## The request
Look for the string "تماس" in every line, and copy each line that has it.

── Dataset excerpts ──

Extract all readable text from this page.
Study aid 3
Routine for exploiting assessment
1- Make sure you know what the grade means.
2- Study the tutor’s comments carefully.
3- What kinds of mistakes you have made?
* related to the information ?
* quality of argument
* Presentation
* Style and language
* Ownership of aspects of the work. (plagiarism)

───
── Dataset excerpts ──

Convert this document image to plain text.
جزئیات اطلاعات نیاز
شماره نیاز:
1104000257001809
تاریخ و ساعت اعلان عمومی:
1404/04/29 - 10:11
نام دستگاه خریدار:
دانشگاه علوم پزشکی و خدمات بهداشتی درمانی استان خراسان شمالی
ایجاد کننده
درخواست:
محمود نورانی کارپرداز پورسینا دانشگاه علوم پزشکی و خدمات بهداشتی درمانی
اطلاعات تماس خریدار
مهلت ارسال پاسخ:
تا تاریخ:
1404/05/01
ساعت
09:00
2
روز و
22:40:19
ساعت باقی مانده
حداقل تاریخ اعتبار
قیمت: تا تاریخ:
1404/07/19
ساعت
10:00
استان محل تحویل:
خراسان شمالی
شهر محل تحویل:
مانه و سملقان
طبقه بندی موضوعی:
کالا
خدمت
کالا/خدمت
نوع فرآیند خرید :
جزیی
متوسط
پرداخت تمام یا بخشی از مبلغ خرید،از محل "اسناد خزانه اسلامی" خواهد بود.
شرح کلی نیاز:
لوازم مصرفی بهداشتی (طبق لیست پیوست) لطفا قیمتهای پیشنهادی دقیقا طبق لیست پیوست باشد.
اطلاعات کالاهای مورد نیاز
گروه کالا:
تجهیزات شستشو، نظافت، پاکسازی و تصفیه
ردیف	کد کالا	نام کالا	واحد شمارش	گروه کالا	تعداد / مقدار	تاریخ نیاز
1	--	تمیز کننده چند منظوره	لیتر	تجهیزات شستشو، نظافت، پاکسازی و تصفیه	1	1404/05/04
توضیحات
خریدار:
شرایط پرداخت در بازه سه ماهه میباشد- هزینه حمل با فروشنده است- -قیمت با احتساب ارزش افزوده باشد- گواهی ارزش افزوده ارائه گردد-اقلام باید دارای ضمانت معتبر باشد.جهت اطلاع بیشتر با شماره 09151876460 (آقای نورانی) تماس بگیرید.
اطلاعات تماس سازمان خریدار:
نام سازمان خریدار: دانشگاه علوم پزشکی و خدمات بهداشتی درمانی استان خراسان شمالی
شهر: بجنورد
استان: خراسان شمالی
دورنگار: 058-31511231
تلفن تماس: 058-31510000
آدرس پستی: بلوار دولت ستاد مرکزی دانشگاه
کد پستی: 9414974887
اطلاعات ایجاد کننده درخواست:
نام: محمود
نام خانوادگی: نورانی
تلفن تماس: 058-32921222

───

## Solution to this task
اطلاعات تماس خریدار
شرایط پرداخت در بازه سه ماهه میباشد- هزینه حمل با فروشنده است- -قیمت با احتساب ارزش افزوده باشد- گواهی ارزش افزوده ارائه گردد-اقلام باید دارای ضمانت معتبر باشد.جهت اطلاع بیشتر با شماره 09151876460 (آقای نورانی) تماس بگیرید.
اطلاعات تماس سازمان خریدار:
تلفن تماس: 058-31510000
تلفن تماس: 058-32921222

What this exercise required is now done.